[Task to complete]
Count how many lines mention the word "text". Write that number alone.

Entries from a dataset:
## begin

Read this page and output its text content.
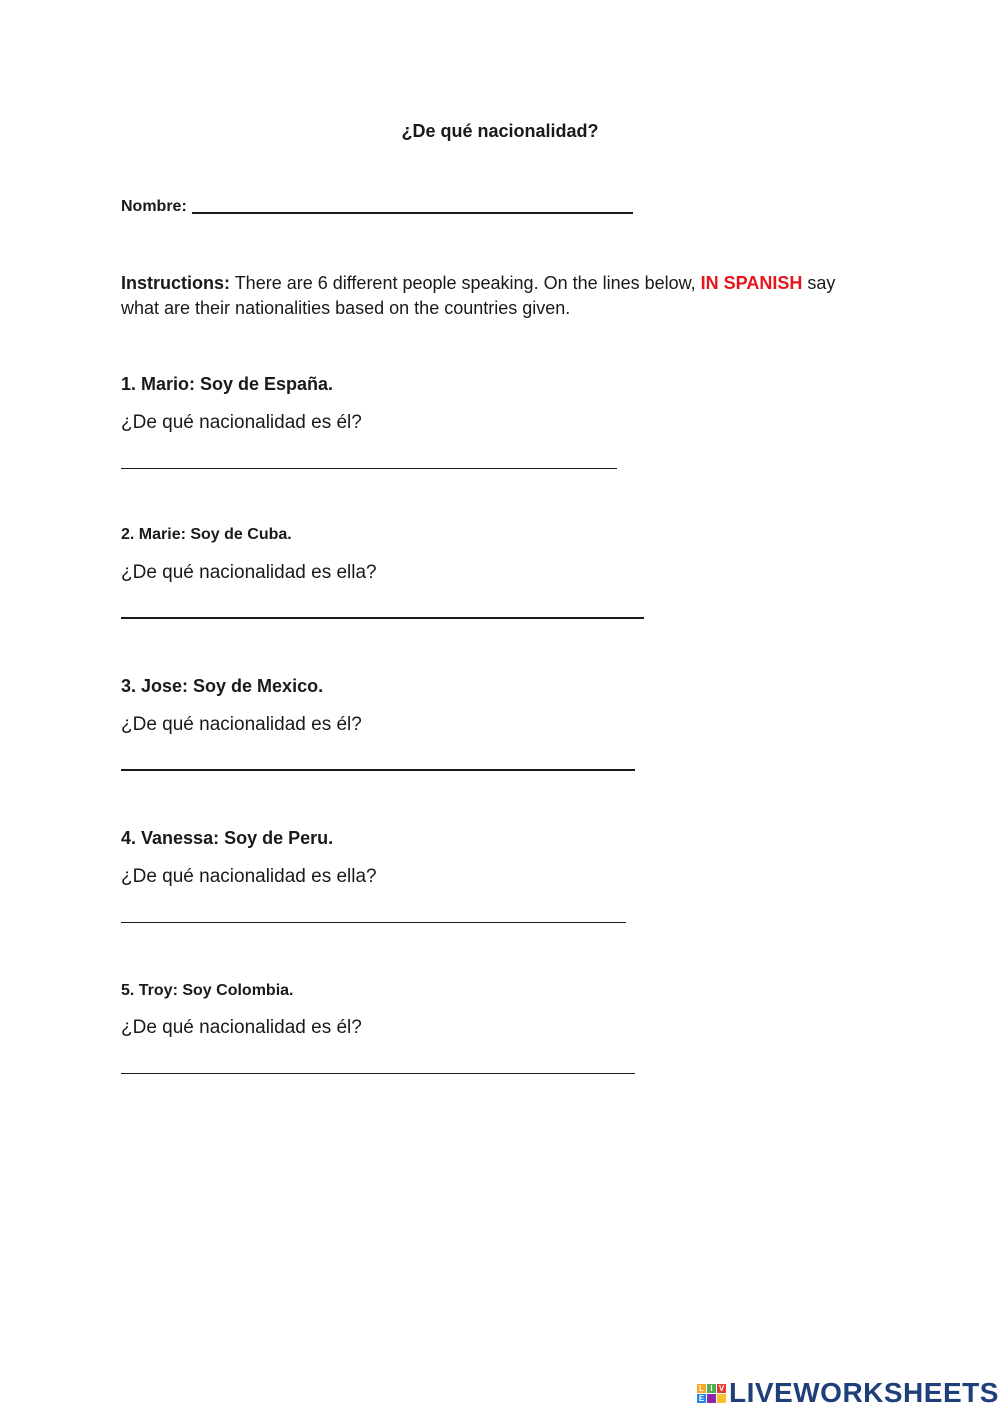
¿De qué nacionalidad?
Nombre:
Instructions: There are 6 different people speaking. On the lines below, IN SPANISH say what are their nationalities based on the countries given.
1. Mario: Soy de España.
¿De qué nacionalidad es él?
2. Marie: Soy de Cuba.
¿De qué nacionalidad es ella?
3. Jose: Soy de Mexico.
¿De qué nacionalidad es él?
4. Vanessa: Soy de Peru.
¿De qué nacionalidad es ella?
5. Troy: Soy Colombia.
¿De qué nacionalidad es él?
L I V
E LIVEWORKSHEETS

## end
## begin

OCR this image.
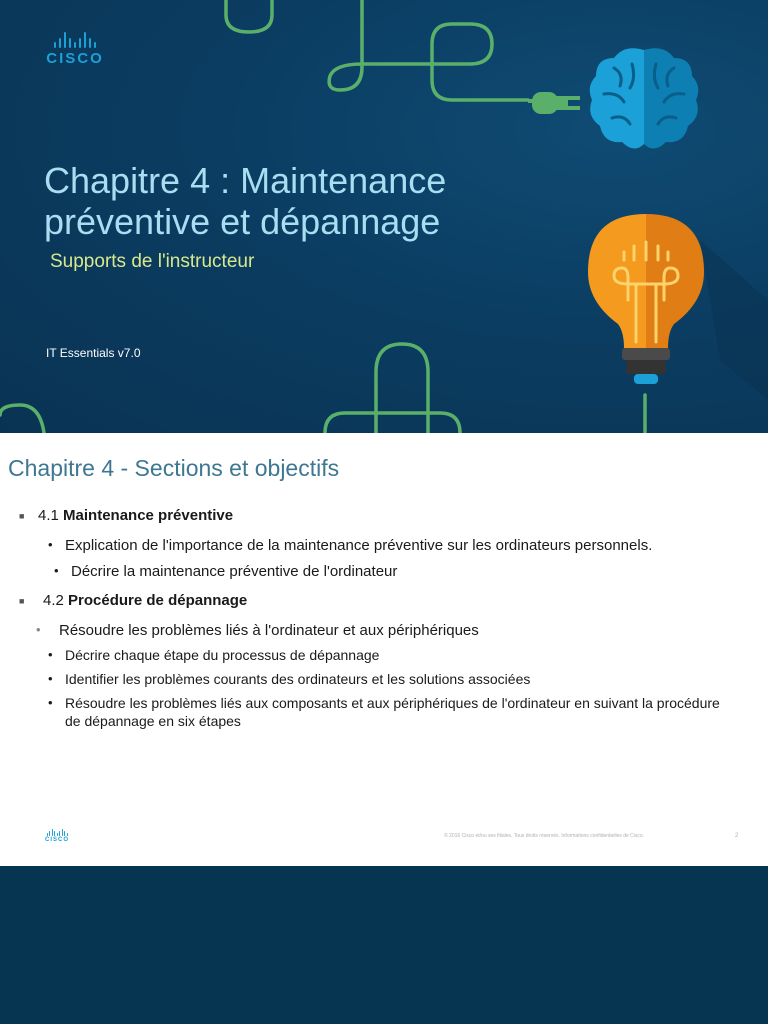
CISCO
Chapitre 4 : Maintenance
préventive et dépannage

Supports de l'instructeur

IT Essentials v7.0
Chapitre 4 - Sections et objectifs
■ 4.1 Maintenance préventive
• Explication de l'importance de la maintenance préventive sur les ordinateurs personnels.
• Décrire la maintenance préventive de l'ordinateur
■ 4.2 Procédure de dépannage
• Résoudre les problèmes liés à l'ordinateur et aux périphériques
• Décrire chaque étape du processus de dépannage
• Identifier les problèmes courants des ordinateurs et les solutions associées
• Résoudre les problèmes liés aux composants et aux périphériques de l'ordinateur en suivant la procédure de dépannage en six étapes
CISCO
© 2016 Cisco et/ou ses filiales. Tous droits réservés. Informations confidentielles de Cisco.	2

## end
## begin

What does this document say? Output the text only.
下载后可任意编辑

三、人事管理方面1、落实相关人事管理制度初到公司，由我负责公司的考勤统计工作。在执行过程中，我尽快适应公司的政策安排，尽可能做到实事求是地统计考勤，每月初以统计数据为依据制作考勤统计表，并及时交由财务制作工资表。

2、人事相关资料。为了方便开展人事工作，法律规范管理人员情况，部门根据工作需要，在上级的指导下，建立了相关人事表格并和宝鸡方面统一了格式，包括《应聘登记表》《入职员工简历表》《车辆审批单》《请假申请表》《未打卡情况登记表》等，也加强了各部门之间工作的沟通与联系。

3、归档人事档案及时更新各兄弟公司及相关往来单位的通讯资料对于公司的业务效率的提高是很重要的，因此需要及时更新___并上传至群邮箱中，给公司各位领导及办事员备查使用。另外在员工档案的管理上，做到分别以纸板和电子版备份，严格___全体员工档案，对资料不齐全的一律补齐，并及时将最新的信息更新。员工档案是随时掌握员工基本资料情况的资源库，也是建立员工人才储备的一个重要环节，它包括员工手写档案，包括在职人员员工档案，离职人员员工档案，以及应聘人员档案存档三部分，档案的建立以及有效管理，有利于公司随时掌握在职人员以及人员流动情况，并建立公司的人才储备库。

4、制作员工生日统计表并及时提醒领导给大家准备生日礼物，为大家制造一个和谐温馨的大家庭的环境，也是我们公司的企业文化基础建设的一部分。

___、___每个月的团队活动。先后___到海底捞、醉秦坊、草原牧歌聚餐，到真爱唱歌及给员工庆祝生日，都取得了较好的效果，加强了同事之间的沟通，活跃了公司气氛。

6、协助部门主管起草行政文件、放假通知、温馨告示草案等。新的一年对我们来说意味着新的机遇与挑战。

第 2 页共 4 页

## end

[Answer for the task]
2